* _Records for the task_
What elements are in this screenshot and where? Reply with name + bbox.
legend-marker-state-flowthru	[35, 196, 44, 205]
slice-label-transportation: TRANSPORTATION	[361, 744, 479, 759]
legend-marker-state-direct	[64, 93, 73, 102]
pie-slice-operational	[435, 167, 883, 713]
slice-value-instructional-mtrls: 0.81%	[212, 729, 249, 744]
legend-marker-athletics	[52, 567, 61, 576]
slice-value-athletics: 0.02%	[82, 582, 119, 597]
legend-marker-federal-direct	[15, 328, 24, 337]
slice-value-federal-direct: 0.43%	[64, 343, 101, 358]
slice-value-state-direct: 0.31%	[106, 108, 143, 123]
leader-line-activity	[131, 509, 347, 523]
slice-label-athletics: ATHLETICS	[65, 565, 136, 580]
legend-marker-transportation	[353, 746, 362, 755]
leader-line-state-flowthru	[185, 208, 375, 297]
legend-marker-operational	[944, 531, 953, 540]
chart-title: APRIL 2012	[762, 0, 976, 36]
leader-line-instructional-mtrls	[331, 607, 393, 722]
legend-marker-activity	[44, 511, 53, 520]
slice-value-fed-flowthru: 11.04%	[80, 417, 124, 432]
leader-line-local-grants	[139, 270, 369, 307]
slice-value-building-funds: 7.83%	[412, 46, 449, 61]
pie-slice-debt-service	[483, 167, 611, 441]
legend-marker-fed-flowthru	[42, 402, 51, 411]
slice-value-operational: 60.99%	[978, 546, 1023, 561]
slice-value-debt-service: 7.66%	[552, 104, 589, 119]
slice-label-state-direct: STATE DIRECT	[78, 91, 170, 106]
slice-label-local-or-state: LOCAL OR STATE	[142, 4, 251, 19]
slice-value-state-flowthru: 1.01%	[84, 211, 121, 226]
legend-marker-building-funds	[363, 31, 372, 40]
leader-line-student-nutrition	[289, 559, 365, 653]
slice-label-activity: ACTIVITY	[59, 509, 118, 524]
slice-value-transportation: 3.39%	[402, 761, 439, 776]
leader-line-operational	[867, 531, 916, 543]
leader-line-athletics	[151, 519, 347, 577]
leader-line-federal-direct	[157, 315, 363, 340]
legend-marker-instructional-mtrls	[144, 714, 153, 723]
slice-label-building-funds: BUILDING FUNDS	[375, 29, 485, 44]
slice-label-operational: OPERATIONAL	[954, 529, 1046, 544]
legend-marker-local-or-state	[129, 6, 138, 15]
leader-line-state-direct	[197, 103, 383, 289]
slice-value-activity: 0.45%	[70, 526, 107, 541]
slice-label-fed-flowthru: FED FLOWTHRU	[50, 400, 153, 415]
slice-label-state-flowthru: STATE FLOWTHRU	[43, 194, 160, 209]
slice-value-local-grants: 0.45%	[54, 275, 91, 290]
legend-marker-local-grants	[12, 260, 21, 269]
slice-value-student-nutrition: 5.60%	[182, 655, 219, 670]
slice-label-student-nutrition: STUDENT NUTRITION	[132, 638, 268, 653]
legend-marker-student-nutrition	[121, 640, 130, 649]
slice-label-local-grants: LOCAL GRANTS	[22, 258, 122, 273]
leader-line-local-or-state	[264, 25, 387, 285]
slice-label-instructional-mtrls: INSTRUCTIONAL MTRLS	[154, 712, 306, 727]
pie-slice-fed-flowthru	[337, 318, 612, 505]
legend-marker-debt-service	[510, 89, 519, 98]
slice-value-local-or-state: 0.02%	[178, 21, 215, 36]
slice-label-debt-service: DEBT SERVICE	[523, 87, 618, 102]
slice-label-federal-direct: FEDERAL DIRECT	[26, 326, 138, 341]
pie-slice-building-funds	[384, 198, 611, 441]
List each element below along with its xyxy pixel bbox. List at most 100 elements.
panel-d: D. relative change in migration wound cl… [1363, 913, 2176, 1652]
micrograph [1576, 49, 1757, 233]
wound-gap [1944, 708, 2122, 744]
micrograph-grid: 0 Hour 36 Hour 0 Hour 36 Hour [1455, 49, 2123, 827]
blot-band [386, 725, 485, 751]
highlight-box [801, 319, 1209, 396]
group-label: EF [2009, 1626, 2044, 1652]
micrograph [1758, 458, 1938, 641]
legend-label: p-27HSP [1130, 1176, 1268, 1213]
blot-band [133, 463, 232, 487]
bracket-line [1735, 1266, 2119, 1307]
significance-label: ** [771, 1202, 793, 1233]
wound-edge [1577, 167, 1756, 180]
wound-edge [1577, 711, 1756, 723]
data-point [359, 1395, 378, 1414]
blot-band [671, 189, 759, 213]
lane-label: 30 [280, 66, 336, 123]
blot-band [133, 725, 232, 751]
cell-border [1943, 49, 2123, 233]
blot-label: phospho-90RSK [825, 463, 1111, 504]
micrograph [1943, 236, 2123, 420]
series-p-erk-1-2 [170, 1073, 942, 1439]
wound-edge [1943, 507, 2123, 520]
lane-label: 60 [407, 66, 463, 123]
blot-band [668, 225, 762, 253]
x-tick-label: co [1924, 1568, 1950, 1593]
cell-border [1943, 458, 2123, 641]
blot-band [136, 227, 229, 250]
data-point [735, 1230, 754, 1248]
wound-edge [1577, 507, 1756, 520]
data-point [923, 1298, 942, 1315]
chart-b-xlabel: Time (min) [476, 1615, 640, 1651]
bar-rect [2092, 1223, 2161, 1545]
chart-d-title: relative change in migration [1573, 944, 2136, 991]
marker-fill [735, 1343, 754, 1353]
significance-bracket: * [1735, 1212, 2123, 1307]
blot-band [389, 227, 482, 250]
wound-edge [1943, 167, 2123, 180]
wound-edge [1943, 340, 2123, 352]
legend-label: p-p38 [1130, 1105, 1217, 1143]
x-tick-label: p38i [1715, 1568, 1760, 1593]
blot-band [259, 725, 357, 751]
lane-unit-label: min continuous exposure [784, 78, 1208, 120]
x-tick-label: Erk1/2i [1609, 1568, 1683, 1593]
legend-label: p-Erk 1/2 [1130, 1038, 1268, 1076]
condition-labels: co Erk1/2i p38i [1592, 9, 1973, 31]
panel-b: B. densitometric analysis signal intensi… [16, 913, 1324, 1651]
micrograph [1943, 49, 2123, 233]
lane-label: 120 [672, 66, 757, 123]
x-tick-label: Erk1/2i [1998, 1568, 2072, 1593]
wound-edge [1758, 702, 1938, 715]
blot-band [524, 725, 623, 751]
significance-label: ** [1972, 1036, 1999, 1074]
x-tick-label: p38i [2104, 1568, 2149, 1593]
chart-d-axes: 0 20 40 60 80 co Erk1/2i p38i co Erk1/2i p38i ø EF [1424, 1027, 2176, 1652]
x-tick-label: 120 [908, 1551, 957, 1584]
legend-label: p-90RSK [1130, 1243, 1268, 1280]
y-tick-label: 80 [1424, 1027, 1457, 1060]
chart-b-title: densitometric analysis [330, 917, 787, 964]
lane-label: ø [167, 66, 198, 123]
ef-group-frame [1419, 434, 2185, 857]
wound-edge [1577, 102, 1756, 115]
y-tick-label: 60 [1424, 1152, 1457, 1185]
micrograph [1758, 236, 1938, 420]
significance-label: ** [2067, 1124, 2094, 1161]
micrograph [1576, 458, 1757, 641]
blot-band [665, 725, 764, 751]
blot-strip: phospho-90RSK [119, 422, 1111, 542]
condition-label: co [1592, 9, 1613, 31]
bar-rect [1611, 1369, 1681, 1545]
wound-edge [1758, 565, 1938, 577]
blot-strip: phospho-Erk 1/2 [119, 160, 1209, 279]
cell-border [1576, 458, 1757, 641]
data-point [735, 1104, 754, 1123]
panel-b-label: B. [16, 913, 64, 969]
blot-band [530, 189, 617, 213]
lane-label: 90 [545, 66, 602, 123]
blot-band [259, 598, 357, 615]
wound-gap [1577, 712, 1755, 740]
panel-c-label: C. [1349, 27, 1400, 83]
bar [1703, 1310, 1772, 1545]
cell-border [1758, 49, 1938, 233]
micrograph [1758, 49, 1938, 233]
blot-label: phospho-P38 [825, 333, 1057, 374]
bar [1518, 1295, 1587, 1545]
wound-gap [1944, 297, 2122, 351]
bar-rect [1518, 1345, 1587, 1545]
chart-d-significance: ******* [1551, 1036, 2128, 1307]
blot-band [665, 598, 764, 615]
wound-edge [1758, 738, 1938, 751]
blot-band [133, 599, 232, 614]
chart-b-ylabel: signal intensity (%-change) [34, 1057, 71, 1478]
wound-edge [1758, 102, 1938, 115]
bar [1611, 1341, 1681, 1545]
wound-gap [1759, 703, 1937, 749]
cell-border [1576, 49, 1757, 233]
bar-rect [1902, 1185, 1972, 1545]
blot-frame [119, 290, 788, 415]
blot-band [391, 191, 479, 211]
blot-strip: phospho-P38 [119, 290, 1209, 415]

* _Instruction_
Reproduce the data word for word, from its first line through the line that contains "167, 883, 713]", including both of those lines.

* _Reply to the exercise_
What elements are in this screenshot and where? Reply with name + bbox.
legend-marker-state-flowthru	[35, 196, 44, 205]
slice-label-transportation: TRANSPORTATION	[361, 744, 479, 759]
legend-marker-state-direct	[64, 93, 73, 102]
pie-slice-operational	[435, 167, 883, 713]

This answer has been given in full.